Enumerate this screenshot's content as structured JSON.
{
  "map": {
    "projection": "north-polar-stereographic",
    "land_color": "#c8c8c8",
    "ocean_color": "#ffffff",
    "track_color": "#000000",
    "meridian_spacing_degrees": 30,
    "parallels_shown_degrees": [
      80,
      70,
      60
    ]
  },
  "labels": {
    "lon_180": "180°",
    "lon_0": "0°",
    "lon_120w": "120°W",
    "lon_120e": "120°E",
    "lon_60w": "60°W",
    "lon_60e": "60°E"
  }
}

» Given task
Return each line of the data exactly as written above.

» Output below
Enumerate this screenshot's content as structured JSON.
{
  "map": {
    "projection": "north-polar-stereographic",
    "land_color": "#c8c8c8",
    "ocean_color": "#ffffff",
    "track_color": "#000000",
    "meridian_spacing_degrees": 30,
    "parallels_shown_degrees": [
      80,
      70,
      60
    ]
  },
  "labels": {
    "lon_180": "180°",
    "lon_0": "0°",
    "lon_120w": "120°W",
    "lon_120e": "120°E",
    "lon_60w": "60°W",
    "lon_60e": "60°E"
  }
}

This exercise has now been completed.